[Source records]
..............................

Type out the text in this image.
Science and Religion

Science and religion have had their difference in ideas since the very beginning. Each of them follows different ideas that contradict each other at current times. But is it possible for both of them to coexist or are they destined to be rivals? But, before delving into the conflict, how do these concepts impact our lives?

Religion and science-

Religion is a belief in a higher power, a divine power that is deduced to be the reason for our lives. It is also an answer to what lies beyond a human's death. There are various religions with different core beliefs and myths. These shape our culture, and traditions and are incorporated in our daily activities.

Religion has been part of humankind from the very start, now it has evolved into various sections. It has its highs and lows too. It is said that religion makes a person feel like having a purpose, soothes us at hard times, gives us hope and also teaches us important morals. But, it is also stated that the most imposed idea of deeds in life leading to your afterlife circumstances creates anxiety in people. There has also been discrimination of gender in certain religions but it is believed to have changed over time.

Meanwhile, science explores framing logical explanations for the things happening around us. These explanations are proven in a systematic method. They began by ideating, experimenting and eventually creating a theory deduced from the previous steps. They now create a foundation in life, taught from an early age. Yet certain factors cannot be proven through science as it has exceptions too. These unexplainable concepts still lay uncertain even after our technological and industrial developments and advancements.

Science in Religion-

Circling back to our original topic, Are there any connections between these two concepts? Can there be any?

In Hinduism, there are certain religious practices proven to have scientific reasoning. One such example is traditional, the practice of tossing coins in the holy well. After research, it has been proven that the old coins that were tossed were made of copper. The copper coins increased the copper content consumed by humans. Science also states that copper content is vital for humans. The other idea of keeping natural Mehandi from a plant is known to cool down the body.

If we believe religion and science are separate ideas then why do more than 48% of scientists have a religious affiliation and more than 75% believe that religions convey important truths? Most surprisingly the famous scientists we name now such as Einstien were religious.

..............................

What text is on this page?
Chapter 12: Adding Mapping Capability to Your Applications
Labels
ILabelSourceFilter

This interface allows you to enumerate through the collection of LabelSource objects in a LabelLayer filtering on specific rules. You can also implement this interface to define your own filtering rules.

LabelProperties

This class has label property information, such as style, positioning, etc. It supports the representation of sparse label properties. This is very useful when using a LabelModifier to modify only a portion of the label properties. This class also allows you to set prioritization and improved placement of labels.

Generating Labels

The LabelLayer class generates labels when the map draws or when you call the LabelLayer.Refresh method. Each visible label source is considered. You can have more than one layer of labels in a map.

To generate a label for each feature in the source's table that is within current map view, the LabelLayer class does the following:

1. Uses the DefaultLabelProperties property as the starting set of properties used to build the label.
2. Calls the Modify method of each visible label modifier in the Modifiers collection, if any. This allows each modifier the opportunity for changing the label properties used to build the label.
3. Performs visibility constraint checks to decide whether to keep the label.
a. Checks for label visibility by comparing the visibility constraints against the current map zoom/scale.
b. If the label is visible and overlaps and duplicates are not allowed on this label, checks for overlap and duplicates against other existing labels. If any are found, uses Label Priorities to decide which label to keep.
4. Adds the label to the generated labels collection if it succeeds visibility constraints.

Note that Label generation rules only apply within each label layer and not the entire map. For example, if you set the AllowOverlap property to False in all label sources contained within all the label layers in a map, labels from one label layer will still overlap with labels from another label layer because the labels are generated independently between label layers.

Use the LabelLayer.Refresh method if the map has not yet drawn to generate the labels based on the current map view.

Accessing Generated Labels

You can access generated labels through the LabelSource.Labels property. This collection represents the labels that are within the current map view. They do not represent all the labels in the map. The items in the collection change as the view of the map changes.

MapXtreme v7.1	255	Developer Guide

..............................

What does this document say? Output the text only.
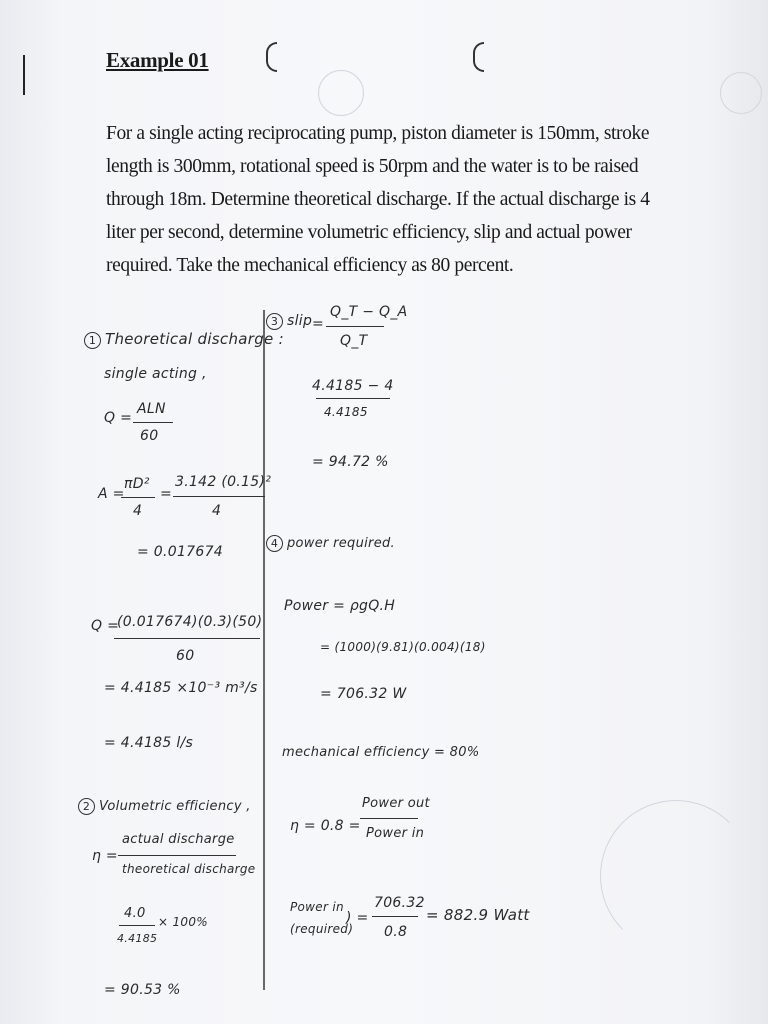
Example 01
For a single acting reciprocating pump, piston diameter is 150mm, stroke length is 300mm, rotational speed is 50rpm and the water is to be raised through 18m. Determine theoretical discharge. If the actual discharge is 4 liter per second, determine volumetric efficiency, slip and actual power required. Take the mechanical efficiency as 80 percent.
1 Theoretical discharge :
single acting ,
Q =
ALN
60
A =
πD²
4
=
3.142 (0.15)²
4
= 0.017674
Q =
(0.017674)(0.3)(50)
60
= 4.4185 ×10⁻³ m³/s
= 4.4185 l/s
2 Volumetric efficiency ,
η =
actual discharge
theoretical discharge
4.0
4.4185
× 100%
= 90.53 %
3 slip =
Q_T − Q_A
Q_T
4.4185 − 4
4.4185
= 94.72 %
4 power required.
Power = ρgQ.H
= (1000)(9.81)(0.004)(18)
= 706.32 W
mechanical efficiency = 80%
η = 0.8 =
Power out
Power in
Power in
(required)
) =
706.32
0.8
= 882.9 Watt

..............................

• [PROBLEM DESCRIPTION]:
Filter the entries above down to the lines containing the word "single".

• [RESPONSE BELOW]:
For a single acting reciprocating pump, piston diameter is 150mm, stroke length is 300mm, rotational speed is 50rpm and the water is to be raised through 18m. Determine theoretical discharge. If the actual discharge is 4 liter per second, determine volumetric efficiency, slip and actual power required. Take the mechanical efficiency as 80 percent.
single acting ,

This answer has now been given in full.